### [Excerpted passage]
Zavareh (, also Romanized as Zavāreh, Zavâre, and Zavvāreh; also known as Īstgāh-ye Zavār and Zūrāvar) is a city and capital of Zavareh District, in Ardestan County, Isfahan Province, Iran. At the 2006 census, its population was 7,806, in 2,197 families.

Zavareh is located at the northeast of Isfahan Province, next to the central desert area. It is known that Zavareh had a Sassanian fire temple and was an important trade center in the Seljuk period. The town is named after Zavareh, the brother of Rostam, a mythical hero of Iran.

Historical sites
 Zavareh Grand Mosque: An inscription in the entrance stucco dates this Seljuk-era mosque to 1135–1136, making it the first known dated mosque constructed according to a four-portico (iwan) plan in the post-Islamic Iran.

### [Given exercise 1]
Copy the passage on Zavareh from "Zavareh (, also" to "hero of Iran.".
### [Given exercise 2]
Translate this sentence from the passage on Zavareh into Spanish: "The town is named after Zavareh, the brother of Rostam, a mythical hero of Iran."
### [Given exercise 3]
Answer these questions using the passage on Zavareh.
(a) What was the population of Zavareh at the 2006 census?
(b) Whose brother was the figure the town is named after?
(c) To what years does the inscription in the entrance stucco date the Zavareh Grand Mosque?
The listing that comes after the passage on Zavareh plays no part in this work.

### [Data excerpt]
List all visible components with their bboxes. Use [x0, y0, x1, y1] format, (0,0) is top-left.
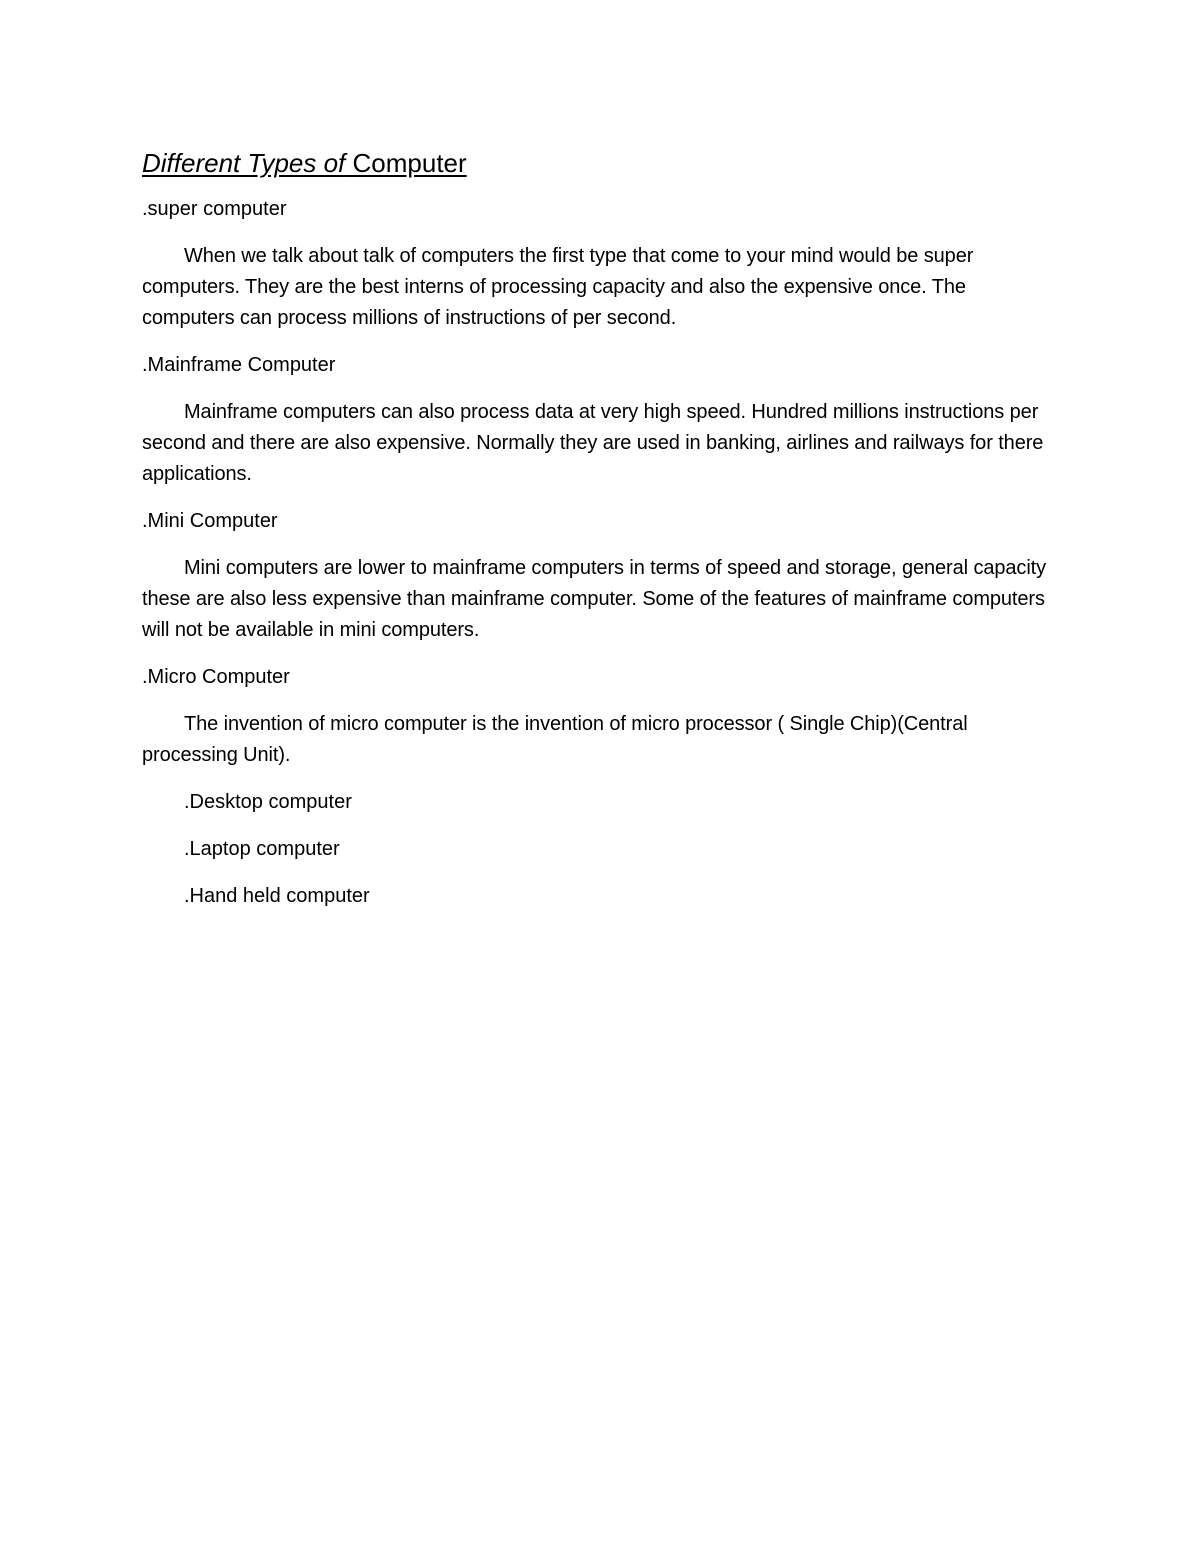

### [Finished answer 1]
Zavareh (, also Romanized as Zavāreh, Zavâre, and Zavvāreh; also known as Īstgāh-ye Zavār and Zūrāvar) is a city and capital of Zavareh District, in Ardestan County, Isfahan Province, Iran. At the 2006 census, its population was 7,806, in 2,197 families.

Zavareh is located at the northeast of Isfahan Province, next to the central desert area. It is known that Zavareh had a Sassanian fire temple and was an important trade center in the Seljuk period. The town is named after Zavareh, the brother of Rostam, a mythical hero of Iran.

### [Finished answer 2]
La ciudad lleva el nombre de Zavareh, el hermano de Rostam, un héroe mítico de Irán.

### [Finished answer 3]
(a) 7,806
(b) Rostam's
(c) 1135–1136